The data

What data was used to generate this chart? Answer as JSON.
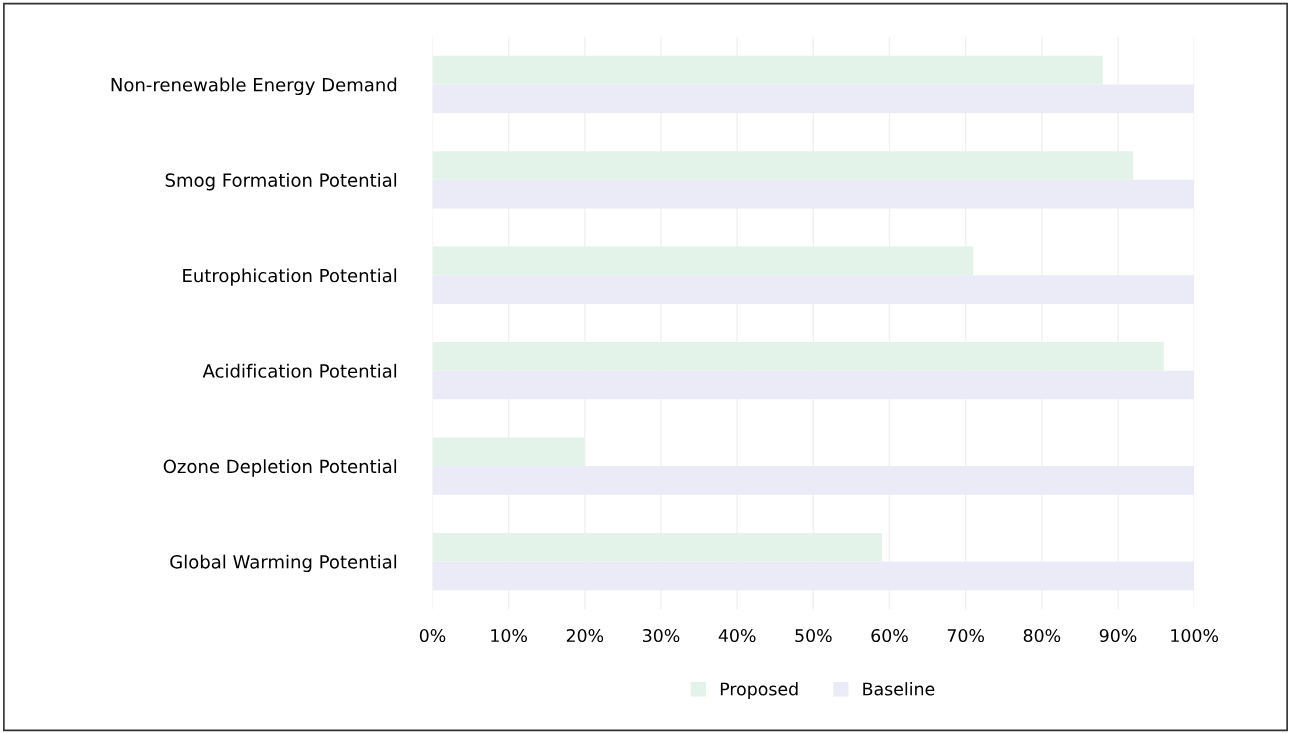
{
  "chart_data": {
    "type": "bar",
    "orientation": "horizontal",
    "categories": [
      "Non-renewable Energy Demand",
      "Smog Formation Potential",
      "Eutrophication Potential",
      "Acidification Potential",
      "Ozone Depletion Potential",
      "Global Warming Potential"
    ],
    "series": [
      {
        "name": "Proposed",
        "color": "#e4f3ea",
        "values": [
          88,
          92,
          71,
          96,
          20,
          59
        ]
      },
      {
        "name": "Baseline",
        "color": "#ebebf8",
        "values": [
          100,
          100,
          100,
          100,
          100,
          100
        ]
      }
    ],
    "xlim": [
      0,
      100
    ],
    "xticks": [
      {
        "value": 0,
        "label": "0%"
      },
      {
        "value": 10,
        "label": "10%"
      },
      {
        "value": 20,
        "label": "20%"
      },
      {
        "value": 30,
        "label": "30%"
      },
      {
        "value": 40,
        "label": "40%"
      },
      {
        "value": 50,
        "label": "50%"
      },
      {
        "value": 60,
        "label": "60%"
      },
      {
        "value": 70,
        "label": "70%"
      },
      {
        "value": 80,
        "label": "80%"
      },
      {
        "value": 90,
        "label": "90%"
      },
      {
        "value": 100,
        "label": "100%"
      }
    ],
    "grid": "x",
    "legend": "bottom"
  }
}
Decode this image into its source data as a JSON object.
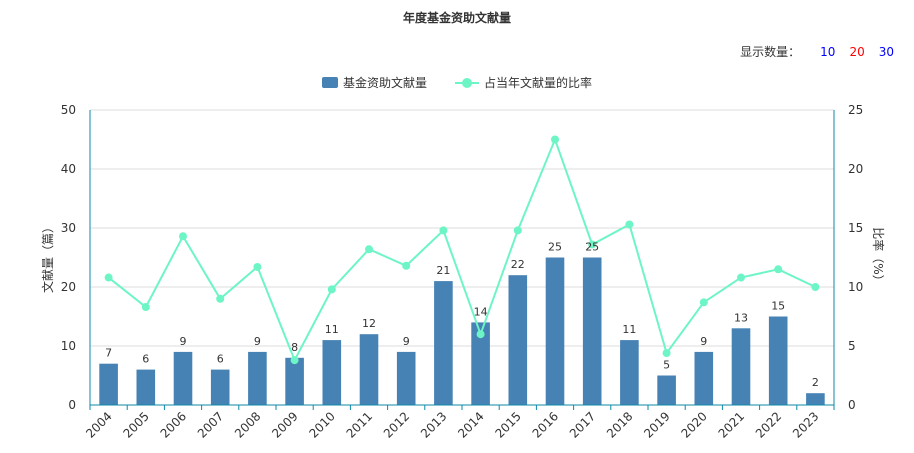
{
  "title": "年度基金资助文献量",
  "count_selector": {
    "label": "显示数量：",
    "options": [
      {
        "label": "10",
        "color": "#0000ff"
      },
      {
        "label": "20",
        "color": "#ff0000"
      },
      {
        "label": "30",
        "color": "#0000ff"
      }
    ]
  },
  "legend": [
    {
      "label": "基金资助文献量",
      "color": "#4682b4",
      "kind": "bar"
    },
    {
      "label": "占当年文献量的比率",
      "color": "#6df5c6",
      "kind": "line"
    }
  ],
  "chart_data": {
    "type": "bar",
    "categories": [
      "2004",
      "2005",
      "2006",
      "2007",
      "2008",
      "2009",
      "2010",
      "2011",
      "2012",
      "2013",
      "2014",
      "2015",
      "2016",
      "2017",
      "2018",
      "2019",
      "2020",
      "2021",
      "2022",
      "2023"
    ],
    "series": [
      {
        "name": "基金资助文献量",
        "type": "bar",
        "axis": "left",
        "values": [
          7,
          6,
          9,
          6,
          9,
          8,
          11,
          12,
          9,
          21,
          14,
          22,
          25,
          25,
          11,
          5,
          9,
          13,
          15,
          2
        ]
      },
      {
        "name": "占当年文献量的比率",
        "type": "line",
        "axis": "right",
        "values": [
          10.8,
          8.3,
          14.3,
          9.0,
          11.7,
          3.8,
          9.8,
          13.2,
          11.8,
          14.8,
          6.0,
          14.8,
          22.5,
          13.6,
          15.3,
          4.4,
          8.7,
          10.8,
          11.5,
          10.0
        ]
      }
    ],
    "ylabel": "文献量（篇）",
    "y2label": "比率（%）",
    "ylim": [
      0,
      50
    ],
    "y2lim": [
      0,
      25
    ],
    "yticks": [
      "0",
      "10",
      "20",
      "30",
      "40",
      "50"
    ],
    "y2ticks": [
      "0",
      "5",
      "10",
      "15",
      "20",
      "25"
    ],
    "grid": true,
    "legend_position": "top-center",
    "data_labels": true,
    "bar_color": "#4682b4",
    "line_color": "#6df5c6",
    "axis_color": "#0e89a8"
  }
}
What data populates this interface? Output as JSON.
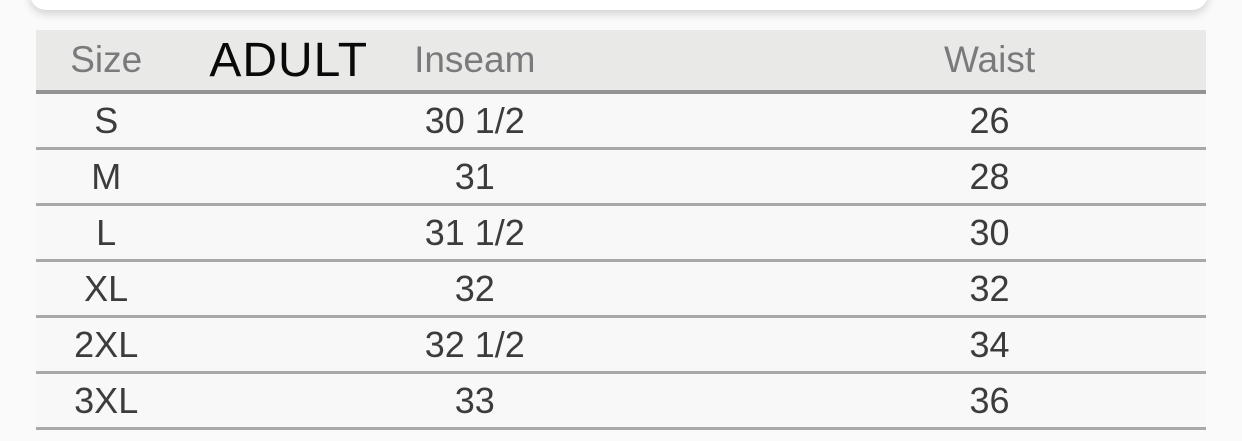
{
  "size_chart": {
    "overlay_label": "ADULT",
    "columns": [
      "Size",
      "Inseam",
      "Waist"
    ],
    "rows": [
      {
        "size": "S",
        "inseam": "30 1/2",
        "waist": "26"
      },
      {
        "size": "M",
        "inseam": "31",
        "waist": "28"
      },
      {
        "size": "L",
        "inseam": "31 1/2",
        "waist": "30"
      },
      {
        "size": "XL",
        "inseam": "32",
        "waist": "32"
      },
      {
        "size": "2XL",
        "inseam": "32 1/2",
        "waist": "34"
      },
      {
        "size": "3XL",
        "inseam": "33",
        "waist": "36"
      }
    ]
  },
  "colors": {
    "page_bg": "#fafafa",
    "card_bg": "#ffffff",
    "header_bg": "#e9e9e8",
    "row_bg": "#f8f8f8",
    "separator": "#a9a9a9",
    "header_border": "#949494",
    "header_text": "#7a7a7c",
    "cell_text": "#3c3c3c",
    "overlay_text": "#0a0a0a"
  }
}
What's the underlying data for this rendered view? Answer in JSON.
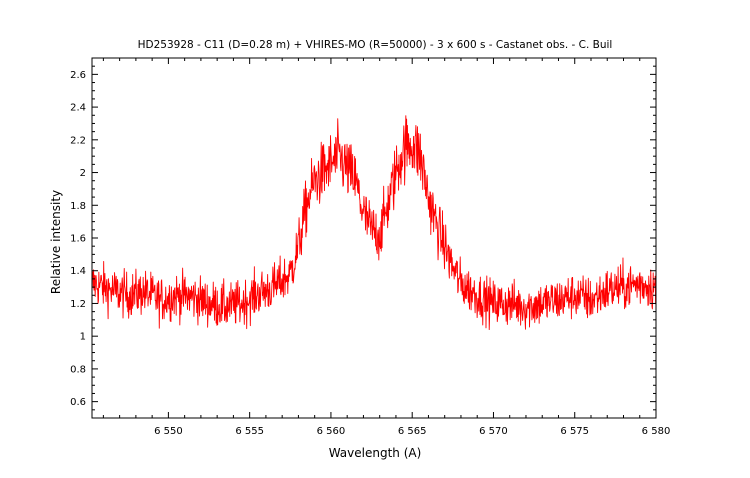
{
  "chart_data": {
    "type": "line",
    "title": "HD253928 - C11 (D=0.28 m) + VHIRES-MO (R=50000) - 3 x 600 s - Castanet obs. - C. Buil",
    "xlabel": "Wavelength (A)",
    "ylabel": "Relative intensity",
    "xlim": [
      6545.3,
      6580
    ],
    "ylim": [
      0.5,
      2.7
    ],
    "x_ticks": [
      6550,
      6555,
      6560,
      6565,
      6570,
      6575,
      6580
    ],
    "x_tick_labels": [
      "6 550",
      "6 555",
      "6 560",
      "6 565",
      "6 570",
      "6 575",
      "6 580"
    ],
    "y_ticks": [
      0.6,
      0.8,
      1,
      1.2,
      1.4,
      1.6,
      1.8,
      2,
      2.2,
      2.4,
      2.6
    ],
    "y_tick_labels": [
      "0.6",
      "0.8",
      "1",
      "1.2",
      "1.4",
      "1.6",
      "1.8",
      "2",
      "2.2",
      "2.4",
      "2.6"
    ],
    "grid": false,
    "series": [
      {
        "color": "#ff0000",
        "x": [
          6545.5,
          6546.5,
          6547.5,
          6548.5,
          6549.5,
          6550.5,
          6551.5,
          6552.5,
          6553.5,
          6554.5,
          6555.5,
          6556.5,
          6557.5,
          6558.0,
          6558.5,
          6559.0,
          6559.5,
          6560.0,
          6560.5,
          6561.0,
          6561.5,
          6562.0,
          6562.5,
          6563.0,
          6563.5,
          6564.0,
          6564.5,
          6565.0,
          6565.5,
          6566.0,
          6566.5,
          6567.0,
          6567.5,
          6568.0,
          6569.0,
          6570.0,
          6571.0,
          6572.0,
          6573.0,
          6574.0,
          6575.0,
          6576.0,
          6577.0,
          6578.0,
          6579.0,
          6580.0
        ],
        "y": [
          1.32,
          1.28,
          1.25,
          1.27,
          1.22,
          1.25,
          1.24,
          1.2,
          1.18,
          1.2,
          1.26,
          1.3,
          1.38,
          1.55,
          1.8,
          1.95,
          2.0,
          2.05,
          2.1,
          2.02,
          1.95,
          1.75,
          1.65,
          1.62,
          1.8,
          2.0,
          2.15,
          2.18,
          2.1,
          1.85,
          1.68,
          1.55,
          1.42,
          1.32,
          1.25,
          1.2,
          1.2,
          1.18,
          1.2,
          1.22,
          1.25,
          1.22,
          1.28,
          1.3,
          1.32,
          1.3
        ]
      }
    ]
  }
}
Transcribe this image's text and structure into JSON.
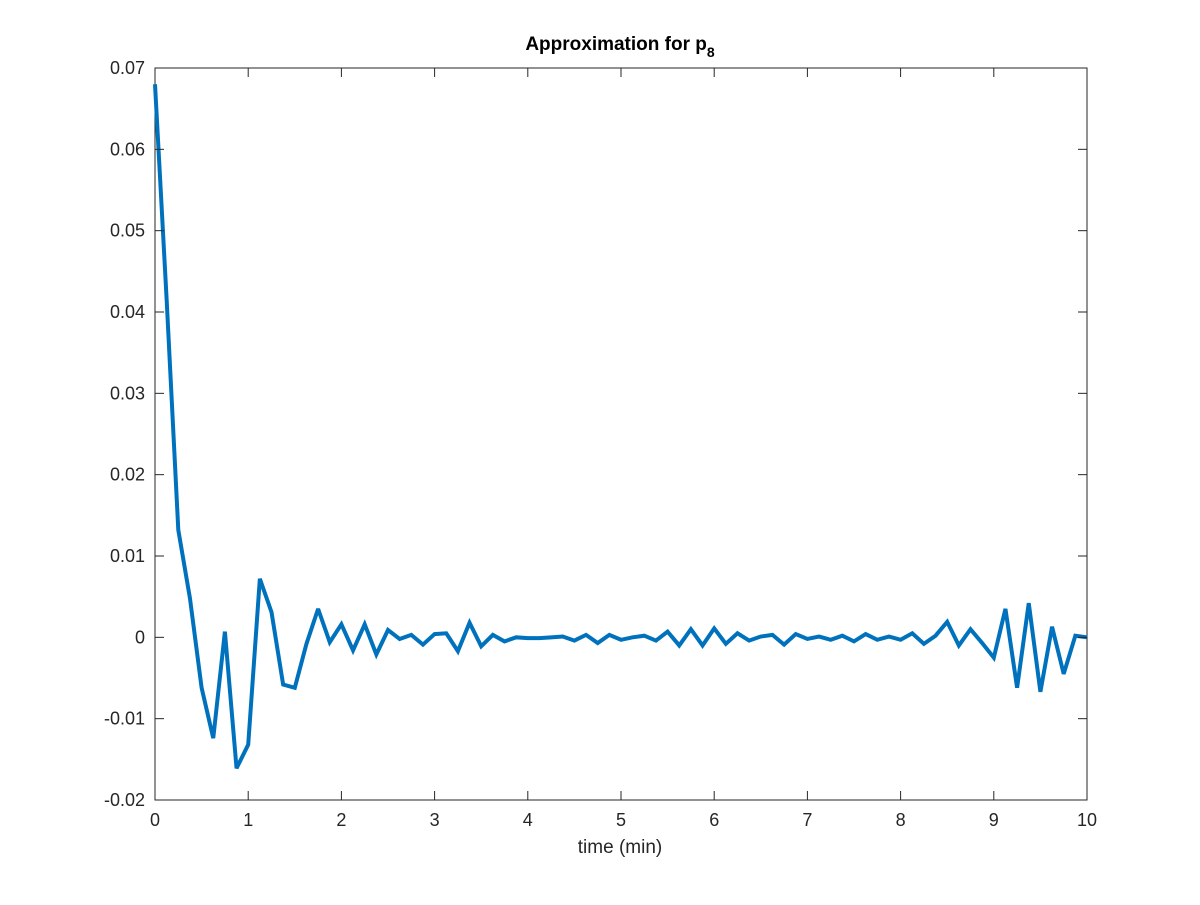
{
  "chart_data": {
    "type": "line",
    "title": "Approximation for p",
    "title_subscript": "8",
    "xlabel": "time (min)",
    "ylabel": "",
    "xlim": [
      0,
      10
    ],
    "ylim": [
      -0.02,
      0.07
    ],
    "xticks": [
      0,
      1,
      2,
      3,
      4,
      5,
      6,
      7,
      8,
      9,
      10
    ],
    "xtick_labels": [
      "0",
      "1",
      "2",
      "3",
      "4",
      "5",
      "6",
      "7",
      "8",
      "9",
      "10"
    ],
    "yticks": [
      -0.02,
      -0.01,
      0,
      0.01,
      0.02,
      0.03,
      0.04,
      0.05,
      0.06,
      0.07
    ],
    "ytick_labels": [
      "-0.02",
      "-0.01",
      "0",
      "0.01",
      "0.02",
      "0.03",
      "0.04",
      "0.05",
      "0.06",
      "0.07"
    ],
    "grid": false,
    "box": true,
    "series": [
      {
        "color": "#0072bd",
        "x": [
          0,
          0.125,
          0.25,
          0.375,
          0.5,
          0.625,
          0.75,
          0.875,
          1.0,
          1.125,
          1.25,
          1.375,
          1.5,
          1.625,
          1.75,
          1.875,
          2.0,
          2.125,
          2.25,
          2.375,
          2.5,
          2.625,
          2.75,
          2.875,
          3.0,
          3.125,
          3.25,
          3.375,
          3.5,
          3.625,
          3.75,
          3.875,
          4.0,
          4.125,
          4.25,
          4.375,
          4.5,
          4.625,
          4.75,
          4.875,
          5.0,
          5.125,
          5.25,
          5.375,
          5.5,
          5.625,
          5.75,
          5.875,
          6.0,
          6.125,
          6.25,
          6.375,
          6.5,
          6.625,
          6.75,
          6.875,
          7.0,
          7.125,
          7.25,
          7.375,
          7.5,
          7.625,
          7.75,
          7.875,
          8.0,
          8.125,
          8.25,
          8.375,
          8.5,
          8.625,
          8.75,
          8.875,
          9.0,
          9.125,
          9.25,
          9.375,
          9.5,
          9.625,
          9.75,
          9.875,
          10.0
        ],
        "y": [
          0.068,
          0.0415,
          0.0132,
          0.0048,
          -0.0062,
          -0.0124,
          0.0007,
          -0.0161,
          -0.0132,
          0.0072,
          0.0031,
          -0.0058,
          -0.0062,
          -0.0008,
          0.0035,
          -0.0006,
          0.0016,
          -0.0016,
          0.0016,
          -0.0021,
          0.0009,
          -0.0002,
          0.0003,
          -0.0009,
          0.0004,
          0.0005,
          -0.0017,
          0.0018,
          -0.0011,
          0.0003,
          -0.0005,
          0.0,
          -0.0001,
          -0.0001,
          0.0,
          0.0001,
          -0.0004,
          0.0003,
          -0.0007,
          0.0003,
          -0.0003,
          0.0,
          0.0002,
          -0.0004,
          0.0007,
          -0.001,
          0.001,
          -0.001,
          0.0011,
          -0.0008,
          0.0005,
          -0.0004,
          0.0001,
          0.0003,
          -0.0009,
          0.0004,
          -0.0002,
          0.0001,
          -0.0003,
          0.0002,
          -0.0005,
          0.0004,
          -0.0003,
          0.0001,
          -0.0003,
          0.0005,
          -0.0008,
          0.0002,
          0.0019,
          -0.001,
          0.001,
          -0.0007,
          -0.0025,
          0.0035,
          -0.0062,
          0.0042,
          -0.0067,
          0.0013,
          -0.0045,
          0.0002,
          0.0
        ]
      }
    ]
  }
}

Aim of the exercise
In the listing, find each line with the string "What" and copy it.

Exercise solution
What data was used to generate this chart? Answer as JSON.
What data populates this interface? Output as JSON.
What's the underlying data for this rendered view? Answer in JSON.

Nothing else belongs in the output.